# START OF Material shown
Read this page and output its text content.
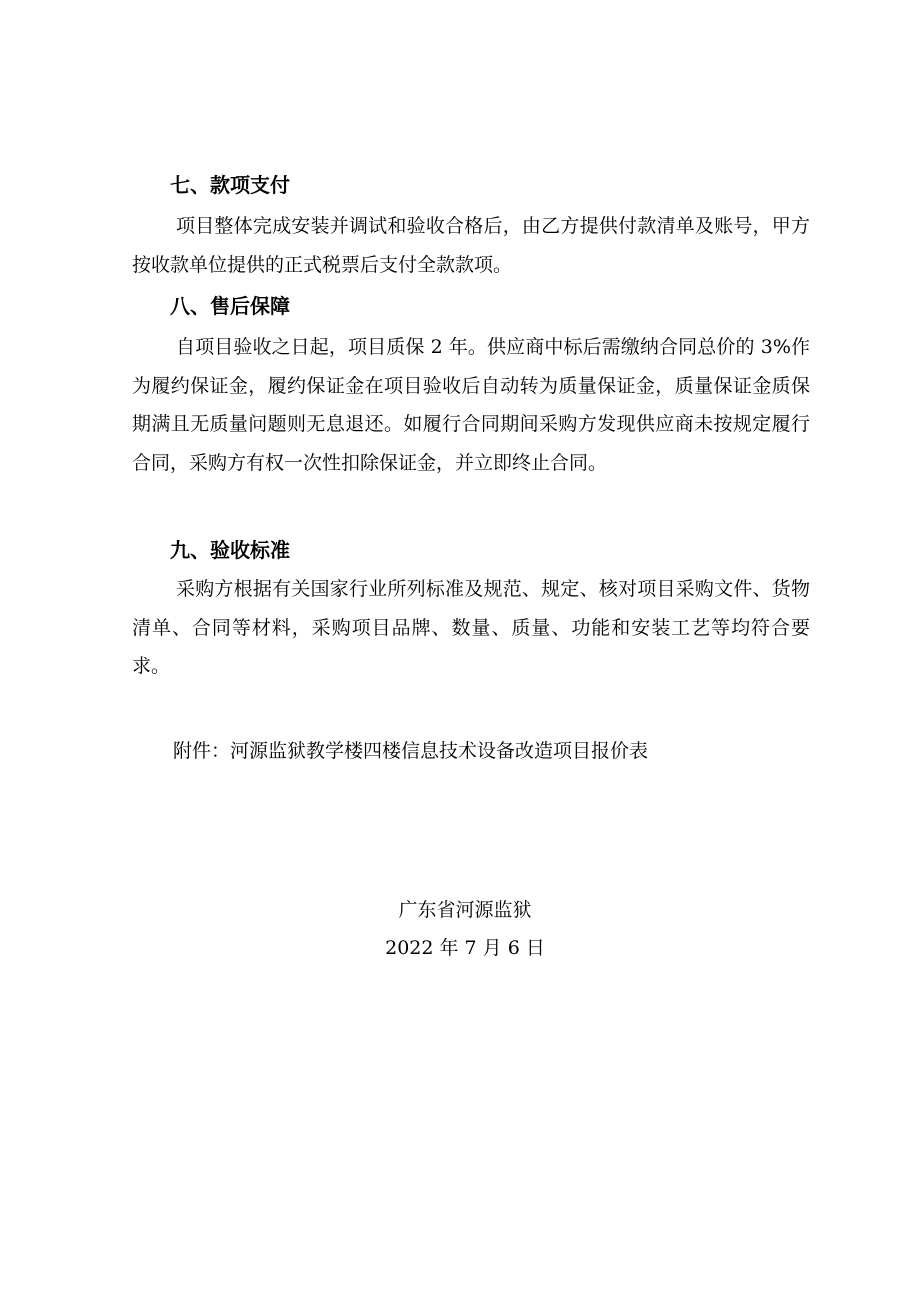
七、款项支付

项目整体完成安装并调试和验收合格后，由乙方提供付款清单及账号，甲方按收款单位提供的正式税票后支付全款款项。

八、售后保障

自项目验收之日起，项目质保 2 年。供应商中标后需缴纳合同总价的 3%作为履约保证金，履约保证金在项目验收后自动转为质量保证金，质量保证金质保期满且无质量问题则无息退还。如履行合同期间采购方发现供应商未按规定履行合同，采购方有权一次性扣除保证金，并立即终止合同。

九、验收标准

采购方根据有关国家行业所列标准及规范、规定、核对项目采购文件、货物清单、合同等材料，采购项目品牌、数量、质量、功能和安装工艺等均符合要求。

附件：河源监狱教学楼四楼信息技术设备改造项目报价表
广东省河源监狱
2022 年 7 月 6 日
# END OF Material shown
_What the task asks_
All records above are to be printed exactly, minus the pictures they contain.

_Output of the task_
Read this page and output its text content.
七、款项支付

项目整体完成安装并调试和验收合格后，由乙方提供付款清单及账号，甲方按收款单位提供的正式税票后支付全款款项。

八、售后保障

自项目验收之日起，项目质保 2 年。供应商中标后需缴纳合同总价的 3%作为履约保证金，履约保证金在项目验收后自动转为质量保证金，质量保证金质保期满且无质量问题则无息退还。如履行合同期间采购方发现供应商未按规定履行合同，采购方有权一次性扣除保证金，并立即终止合同。

九、验收标准

采购方根据有关国家行业所列标准及规范、规定、核对项目采购文件、货物清单、合同等材料，采购项目品牌、数量、质量、功能和安装工艺等均符合要求。

附件：河源监狱教学楼四楼信息技术设备改造项目报价表
广东省河源监狱
2022 年 7 月 6 日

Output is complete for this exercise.